▸ Task description
Below is the data. Give it again, complete and exact.

▸ Data excerpts
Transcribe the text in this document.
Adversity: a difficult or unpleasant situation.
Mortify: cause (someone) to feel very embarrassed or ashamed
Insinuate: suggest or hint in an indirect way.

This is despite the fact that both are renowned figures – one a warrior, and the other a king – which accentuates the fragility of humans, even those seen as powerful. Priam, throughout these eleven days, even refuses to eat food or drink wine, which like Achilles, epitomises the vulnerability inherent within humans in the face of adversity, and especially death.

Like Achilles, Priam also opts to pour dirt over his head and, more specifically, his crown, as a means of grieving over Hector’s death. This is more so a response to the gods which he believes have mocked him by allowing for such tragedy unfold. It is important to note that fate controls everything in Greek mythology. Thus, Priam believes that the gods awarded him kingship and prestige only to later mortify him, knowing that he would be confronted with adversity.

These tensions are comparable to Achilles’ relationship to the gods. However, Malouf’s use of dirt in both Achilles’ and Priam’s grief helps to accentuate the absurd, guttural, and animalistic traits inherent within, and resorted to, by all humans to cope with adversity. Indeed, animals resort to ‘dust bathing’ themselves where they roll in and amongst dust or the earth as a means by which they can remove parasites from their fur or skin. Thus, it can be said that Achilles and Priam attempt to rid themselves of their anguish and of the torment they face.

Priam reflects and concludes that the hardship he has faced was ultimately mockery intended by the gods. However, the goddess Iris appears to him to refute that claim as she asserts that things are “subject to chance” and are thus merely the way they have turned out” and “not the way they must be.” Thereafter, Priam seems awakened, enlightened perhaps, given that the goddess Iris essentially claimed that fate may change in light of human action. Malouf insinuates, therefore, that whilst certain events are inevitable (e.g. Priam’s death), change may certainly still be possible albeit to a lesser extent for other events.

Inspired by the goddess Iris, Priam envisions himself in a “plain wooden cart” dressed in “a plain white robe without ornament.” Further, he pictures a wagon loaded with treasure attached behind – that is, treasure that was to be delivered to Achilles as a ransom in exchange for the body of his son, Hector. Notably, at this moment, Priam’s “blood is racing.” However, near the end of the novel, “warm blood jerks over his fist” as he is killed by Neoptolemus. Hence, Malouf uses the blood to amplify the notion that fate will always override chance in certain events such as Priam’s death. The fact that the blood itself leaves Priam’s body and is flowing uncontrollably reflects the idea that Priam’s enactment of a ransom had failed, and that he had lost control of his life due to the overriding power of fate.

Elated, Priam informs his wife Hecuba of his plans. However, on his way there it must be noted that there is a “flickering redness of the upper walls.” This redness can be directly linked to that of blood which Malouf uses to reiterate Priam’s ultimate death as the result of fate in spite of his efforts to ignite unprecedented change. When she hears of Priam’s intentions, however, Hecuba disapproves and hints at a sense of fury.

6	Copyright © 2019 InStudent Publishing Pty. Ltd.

▸ Solution
Transcribe the text in this document.
Adversity: a difficult or unpleasant situation.
Mortify: cause (someone) to feel very embarrassed or ashamed
Insinuate: suggest or hint in an indirect way.

This is despite the fact that both are renowned figures – one a warrior, and the other a king – which accentuates the fragility of humans, even those seen as powerful. Priam, throughout these eleven days, even refuses to eat food or drink wine, which like Achilles, epitomises the vulnerability inherent within humans in the face of adversity, and especially death.

Like Achilles, Priam also opts to pour dirt over his head and, more specifically, his crown, as a means of grieving over Hector’s death. This is more so a response to the gods which he believes have mocked him by allowing for such tragedy unfold. It is important to note that fate controls everything in Greek mythology. Thus, Priam believes that the gods awarded him kingship and prestige only to later mortify him, knowing that he would be confronted with adversity.

These tensions are comparable to Achilles’ relationship to the gods. However, Malouf’s use of dirt in both Achilles’ and Priam’s grief helps to accentuate the absurd, guttural, and animalistic traits inherent within, and resorted to, by all humans to cope with adversity. Indeed, animals resort to ‘dust bathing’ themselves where they roll in and amongst dust or the earth as a means by which they can remove parasites from their fur or skin. Thus, it can be said that Achilles and Priam attempt to rid themselves of their anguish and of the torment they face.

Priam reflects and concludes that the hardship he has faced was ultimately mockery intended by the gods. However, the goddess Iris appears to him to refute that claim as she asserts that things are “subject to chance” and are thus merely the way they have turned out” and “not the way they must be.” Thereafter, Priam seems awakened, enlightened perhaps, given that the goddess Iris essentially claimed that fate may change in light of human action. Malouf insinuates, therefore, that whilst certain events are inevitable (e.g. Priam’s death), change may certainly still be possible albeit to a lesser extent for other events.

Inspired by the goddess Iris, Priam envisions himself in a “plain wooden cart” dressed in “a plain white robe without ornament.” Further, he pictures a wagon loaded with treasure attached behind – that is, treasure that was to be delivered to Achilles as a ransom in exchange for the body of his son, Hector. Notably, at this moment, Priam’s “blood is racing.” However, near the end of the novel, “warm blood jerks over his fist” as he is killed by Neoptolemus. Hence, Malouf uses the blood to amplify the notion that fate will always override chance in certain events such as Priam’s death. The fact that the blood itself leaves Priam’s body and is flowing uncontrollably reflects the idea that Priam’s enactment of a ransom had failed, and that he had lost control of his life due to the overriding power of fate.

Elated, Priam informs his wife Hecuba of his plans. However, on his way there it must be noted that there is a “flickering redness of the upper walls.” This redness can be directly linked to that of blood which Malouf uses to reiterate Priam’s ultimate death as the result of fate in spite of his efforts to ignite unprecedented change. When she hears of Priam’s intentions, however, Hecuba disapproves and hints at a sense of fury.

6	Copyright © 2019 InStudent Publishing Pty. Ltd.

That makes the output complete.